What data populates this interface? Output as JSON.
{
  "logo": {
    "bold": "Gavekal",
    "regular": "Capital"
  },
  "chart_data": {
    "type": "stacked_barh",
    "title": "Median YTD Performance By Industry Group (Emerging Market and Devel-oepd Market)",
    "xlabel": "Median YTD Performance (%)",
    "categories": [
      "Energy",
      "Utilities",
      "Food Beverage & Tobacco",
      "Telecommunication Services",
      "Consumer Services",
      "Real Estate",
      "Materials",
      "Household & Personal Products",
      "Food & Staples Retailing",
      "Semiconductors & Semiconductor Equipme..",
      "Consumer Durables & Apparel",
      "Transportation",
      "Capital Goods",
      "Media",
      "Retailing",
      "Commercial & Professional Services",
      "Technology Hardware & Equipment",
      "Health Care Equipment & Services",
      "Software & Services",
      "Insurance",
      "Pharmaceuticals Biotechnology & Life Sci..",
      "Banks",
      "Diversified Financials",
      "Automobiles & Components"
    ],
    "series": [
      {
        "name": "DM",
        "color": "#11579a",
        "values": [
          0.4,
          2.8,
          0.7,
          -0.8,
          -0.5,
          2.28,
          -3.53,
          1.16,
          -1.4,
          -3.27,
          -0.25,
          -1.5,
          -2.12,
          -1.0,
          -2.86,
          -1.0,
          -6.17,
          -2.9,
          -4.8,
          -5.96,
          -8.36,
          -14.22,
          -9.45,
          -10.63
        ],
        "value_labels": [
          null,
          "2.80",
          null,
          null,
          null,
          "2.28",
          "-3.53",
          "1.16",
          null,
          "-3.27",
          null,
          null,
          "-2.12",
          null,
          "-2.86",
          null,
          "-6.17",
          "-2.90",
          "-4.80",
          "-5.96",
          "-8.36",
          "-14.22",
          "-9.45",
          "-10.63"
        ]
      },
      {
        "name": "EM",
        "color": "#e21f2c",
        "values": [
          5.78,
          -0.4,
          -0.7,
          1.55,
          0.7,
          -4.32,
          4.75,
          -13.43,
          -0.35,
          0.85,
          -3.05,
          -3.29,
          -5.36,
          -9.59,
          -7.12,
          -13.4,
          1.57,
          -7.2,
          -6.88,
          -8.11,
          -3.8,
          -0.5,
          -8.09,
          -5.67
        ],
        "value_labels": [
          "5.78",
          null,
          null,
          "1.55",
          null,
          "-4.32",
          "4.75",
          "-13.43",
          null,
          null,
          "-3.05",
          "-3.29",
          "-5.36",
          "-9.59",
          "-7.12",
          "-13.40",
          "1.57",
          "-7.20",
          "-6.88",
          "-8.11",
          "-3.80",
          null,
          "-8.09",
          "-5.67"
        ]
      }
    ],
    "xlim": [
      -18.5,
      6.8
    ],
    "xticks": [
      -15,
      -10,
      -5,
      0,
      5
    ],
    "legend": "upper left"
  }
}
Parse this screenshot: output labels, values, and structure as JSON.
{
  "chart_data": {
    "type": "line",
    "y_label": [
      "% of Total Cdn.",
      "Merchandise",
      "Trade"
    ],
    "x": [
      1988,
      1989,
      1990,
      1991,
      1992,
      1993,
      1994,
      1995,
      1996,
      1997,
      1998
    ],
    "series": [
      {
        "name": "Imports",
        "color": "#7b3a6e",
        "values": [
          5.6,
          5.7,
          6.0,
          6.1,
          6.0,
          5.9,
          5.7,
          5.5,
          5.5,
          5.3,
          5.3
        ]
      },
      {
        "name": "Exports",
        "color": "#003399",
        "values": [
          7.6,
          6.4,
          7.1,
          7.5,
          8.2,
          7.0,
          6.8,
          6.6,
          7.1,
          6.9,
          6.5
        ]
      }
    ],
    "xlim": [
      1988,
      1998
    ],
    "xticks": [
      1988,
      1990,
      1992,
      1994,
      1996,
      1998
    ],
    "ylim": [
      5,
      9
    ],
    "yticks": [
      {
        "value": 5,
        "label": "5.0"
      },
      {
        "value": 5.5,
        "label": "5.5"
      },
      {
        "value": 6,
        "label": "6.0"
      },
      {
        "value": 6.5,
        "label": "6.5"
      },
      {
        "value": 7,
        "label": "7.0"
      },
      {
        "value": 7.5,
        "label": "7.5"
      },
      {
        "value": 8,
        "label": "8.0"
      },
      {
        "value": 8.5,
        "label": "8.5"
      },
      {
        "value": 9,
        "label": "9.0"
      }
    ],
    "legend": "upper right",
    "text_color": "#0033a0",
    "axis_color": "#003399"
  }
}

━━━━━━━━

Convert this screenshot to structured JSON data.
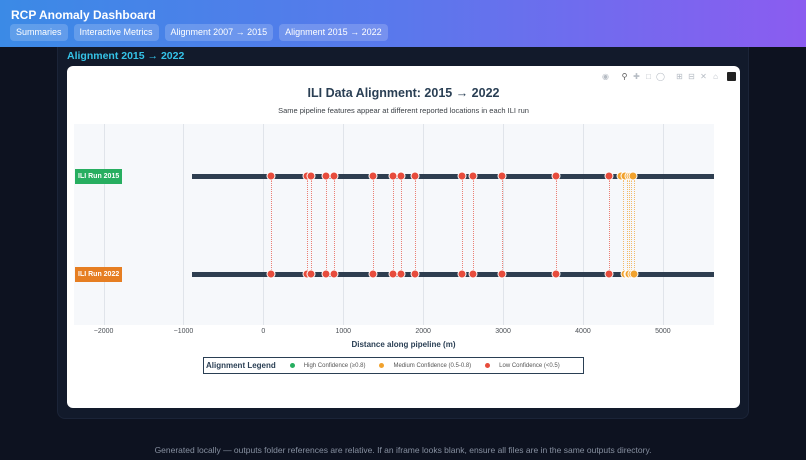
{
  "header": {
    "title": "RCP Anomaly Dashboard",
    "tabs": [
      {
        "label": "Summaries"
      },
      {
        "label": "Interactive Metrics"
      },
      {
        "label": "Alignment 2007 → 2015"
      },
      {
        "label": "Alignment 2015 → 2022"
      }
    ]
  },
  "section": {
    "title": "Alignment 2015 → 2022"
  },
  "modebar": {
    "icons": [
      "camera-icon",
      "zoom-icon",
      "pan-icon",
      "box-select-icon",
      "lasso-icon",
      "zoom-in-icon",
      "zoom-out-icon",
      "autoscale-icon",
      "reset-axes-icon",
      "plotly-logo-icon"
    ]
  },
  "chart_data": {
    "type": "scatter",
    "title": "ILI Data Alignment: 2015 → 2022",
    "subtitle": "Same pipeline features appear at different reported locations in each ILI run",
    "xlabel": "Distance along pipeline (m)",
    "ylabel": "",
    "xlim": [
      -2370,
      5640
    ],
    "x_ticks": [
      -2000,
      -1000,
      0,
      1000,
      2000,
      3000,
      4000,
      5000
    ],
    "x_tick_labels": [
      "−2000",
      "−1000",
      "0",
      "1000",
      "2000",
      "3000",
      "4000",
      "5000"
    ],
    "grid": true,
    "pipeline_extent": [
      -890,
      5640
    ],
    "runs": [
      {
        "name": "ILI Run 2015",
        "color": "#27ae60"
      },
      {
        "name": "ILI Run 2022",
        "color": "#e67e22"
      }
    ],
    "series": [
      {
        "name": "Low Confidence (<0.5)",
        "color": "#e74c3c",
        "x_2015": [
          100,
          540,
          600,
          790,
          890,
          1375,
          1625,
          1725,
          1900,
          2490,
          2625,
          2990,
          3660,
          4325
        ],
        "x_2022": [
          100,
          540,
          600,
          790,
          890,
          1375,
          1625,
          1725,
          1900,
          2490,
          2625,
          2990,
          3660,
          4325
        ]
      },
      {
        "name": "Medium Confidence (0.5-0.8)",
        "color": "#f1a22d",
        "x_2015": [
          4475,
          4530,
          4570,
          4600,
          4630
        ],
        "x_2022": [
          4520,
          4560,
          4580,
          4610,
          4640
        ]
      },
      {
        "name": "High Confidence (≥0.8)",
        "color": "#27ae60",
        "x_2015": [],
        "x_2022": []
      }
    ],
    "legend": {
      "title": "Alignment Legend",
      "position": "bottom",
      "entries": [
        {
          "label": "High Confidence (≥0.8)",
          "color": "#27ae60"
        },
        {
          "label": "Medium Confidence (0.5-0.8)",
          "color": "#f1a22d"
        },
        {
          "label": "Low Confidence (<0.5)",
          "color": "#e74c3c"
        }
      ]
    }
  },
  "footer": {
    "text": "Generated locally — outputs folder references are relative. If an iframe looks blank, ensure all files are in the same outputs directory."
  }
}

━━━━━━━━

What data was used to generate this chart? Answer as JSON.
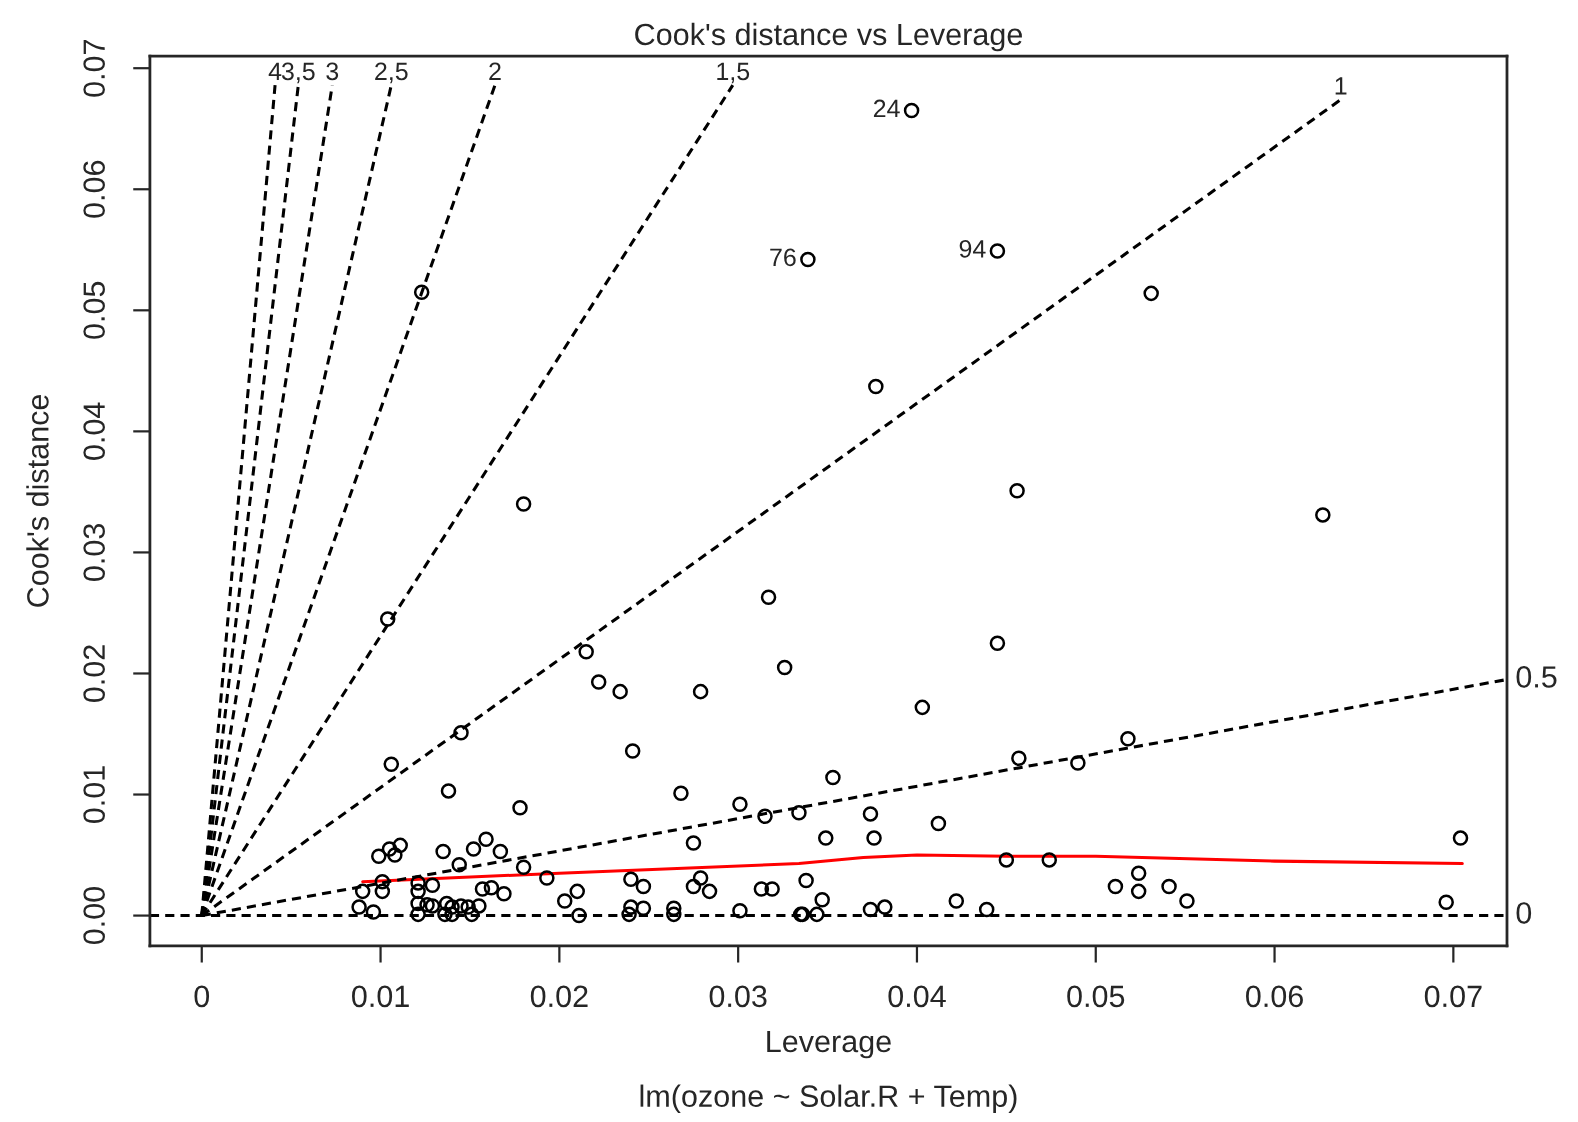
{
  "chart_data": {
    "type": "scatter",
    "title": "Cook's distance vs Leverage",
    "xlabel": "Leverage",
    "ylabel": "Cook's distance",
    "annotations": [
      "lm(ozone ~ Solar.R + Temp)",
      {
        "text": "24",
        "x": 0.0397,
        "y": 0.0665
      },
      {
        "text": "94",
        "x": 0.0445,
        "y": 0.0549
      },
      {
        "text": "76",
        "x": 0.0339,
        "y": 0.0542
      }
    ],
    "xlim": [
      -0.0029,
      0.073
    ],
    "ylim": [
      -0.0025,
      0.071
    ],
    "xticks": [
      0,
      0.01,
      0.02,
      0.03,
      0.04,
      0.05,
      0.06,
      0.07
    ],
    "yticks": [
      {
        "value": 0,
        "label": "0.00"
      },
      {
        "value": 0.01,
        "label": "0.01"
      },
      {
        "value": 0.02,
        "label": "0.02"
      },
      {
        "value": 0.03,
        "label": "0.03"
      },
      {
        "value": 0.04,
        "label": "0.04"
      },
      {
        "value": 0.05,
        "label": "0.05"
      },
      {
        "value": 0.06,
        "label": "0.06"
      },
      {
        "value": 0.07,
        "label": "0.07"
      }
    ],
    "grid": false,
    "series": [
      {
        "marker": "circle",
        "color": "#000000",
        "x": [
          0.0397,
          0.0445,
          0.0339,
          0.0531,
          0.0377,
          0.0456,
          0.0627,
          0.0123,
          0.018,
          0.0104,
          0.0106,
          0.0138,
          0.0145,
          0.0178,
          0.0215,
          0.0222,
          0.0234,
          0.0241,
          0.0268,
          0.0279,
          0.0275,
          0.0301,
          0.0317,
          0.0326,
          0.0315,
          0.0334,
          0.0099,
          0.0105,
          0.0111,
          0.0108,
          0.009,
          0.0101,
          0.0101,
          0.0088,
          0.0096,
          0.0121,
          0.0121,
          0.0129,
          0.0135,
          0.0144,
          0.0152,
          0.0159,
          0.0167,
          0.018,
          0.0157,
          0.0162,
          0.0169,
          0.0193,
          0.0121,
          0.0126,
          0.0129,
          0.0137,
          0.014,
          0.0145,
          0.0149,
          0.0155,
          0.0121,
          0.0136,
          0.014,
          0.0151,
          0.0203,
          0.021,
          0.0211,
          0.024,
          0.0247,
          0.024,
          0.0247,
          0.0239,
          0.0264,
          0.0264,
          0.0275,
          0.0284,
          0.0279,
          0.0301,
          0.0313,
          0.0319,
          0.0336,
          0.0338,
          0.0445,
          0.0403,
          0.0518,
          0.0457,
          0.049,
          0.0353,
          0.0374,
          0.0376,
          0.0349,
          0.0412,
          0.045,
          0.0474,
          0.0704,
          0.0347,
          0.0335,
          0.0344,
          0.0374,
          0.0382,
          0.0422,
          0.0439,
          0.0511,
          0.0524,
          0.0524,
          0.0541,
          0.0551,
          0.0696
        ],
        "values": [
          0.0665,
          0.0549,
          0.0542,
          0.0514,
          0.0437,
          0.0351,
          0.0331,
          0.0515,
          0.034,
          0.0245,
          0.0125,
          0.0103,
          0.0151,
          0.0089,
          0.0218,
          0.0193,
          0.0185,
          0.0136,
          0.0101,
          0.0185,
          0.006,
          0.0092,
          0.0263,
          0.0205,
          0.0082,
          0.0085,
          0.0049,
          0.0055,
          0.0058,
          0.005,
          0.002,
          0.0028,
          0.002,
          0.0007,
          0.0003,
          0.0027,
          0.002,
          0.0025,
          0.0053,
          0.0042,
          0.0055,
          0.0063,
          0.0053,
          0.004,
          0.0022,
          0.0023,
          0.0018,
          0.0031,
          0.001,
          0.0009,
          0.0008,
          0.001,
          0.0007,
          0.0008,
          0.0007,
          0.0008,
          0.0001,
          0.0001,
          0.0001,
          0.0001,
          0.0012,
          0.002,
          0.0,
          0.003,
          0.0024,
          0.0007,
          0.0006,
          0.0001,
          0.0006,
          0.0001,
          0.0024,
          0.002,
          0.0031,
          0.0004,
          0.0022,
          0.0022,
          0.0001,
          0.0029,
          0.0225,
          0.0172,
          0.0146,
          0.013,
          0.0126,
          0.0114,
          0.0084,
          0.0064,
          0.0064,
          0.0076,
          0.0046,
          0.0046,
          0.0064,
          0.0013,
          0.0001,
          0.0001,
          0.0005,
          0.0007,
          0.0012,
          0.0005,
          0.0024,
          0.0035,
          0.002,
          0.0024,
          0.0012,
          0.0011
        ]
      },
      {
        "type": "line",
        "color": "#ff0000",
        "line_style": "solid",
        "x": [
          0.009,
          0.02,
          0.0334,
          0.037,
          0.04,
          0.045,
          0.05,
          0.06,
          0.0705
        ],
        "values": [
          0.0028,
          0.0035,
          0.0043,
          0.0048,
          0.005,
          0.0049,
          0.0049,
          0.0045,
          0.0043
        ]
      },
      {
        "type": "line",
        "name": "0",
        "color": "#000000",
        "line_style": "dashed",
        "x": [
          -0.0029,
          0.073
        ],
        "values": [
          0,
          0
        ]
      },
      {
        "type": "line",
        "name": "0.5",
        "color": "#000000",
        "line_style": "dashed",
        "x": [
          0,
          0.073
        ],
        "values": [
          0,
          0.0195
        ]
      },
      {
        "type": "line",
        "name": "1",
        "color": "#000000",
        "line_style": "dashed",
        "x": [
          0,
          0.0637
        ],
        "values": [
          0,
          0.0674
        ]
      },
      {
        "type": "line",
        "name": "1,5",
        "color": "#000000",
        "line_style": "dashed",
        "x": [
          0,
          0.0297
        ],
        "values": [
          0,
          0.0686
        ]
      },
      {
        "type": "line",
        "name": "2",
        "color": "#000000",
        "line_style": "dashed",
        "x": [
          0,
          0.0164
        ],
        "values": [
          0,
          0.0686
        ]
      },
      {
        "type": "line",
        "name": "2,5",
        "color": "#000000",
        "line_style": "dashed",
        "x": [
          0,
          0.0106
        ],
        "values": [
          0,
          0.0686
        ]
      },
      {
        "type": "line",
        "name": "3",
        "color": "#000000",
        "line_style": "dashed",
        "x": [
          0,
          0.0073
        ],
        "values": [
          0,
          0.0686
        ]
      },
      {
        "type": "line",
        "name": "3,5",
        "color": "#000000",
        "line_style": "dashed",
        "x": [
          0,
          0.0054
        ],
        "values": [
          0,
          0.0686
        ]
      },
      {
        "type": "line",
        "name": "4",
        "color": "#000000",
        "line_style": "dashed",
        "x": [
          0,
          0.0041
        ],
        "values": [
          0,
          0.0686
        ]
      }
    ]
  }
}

━━━━━━━━

Instructions for the task: Find the word "upper" in the material, then list each line that holds it.

Task result:
    "legend": "upper left"
    "legend": "upper right",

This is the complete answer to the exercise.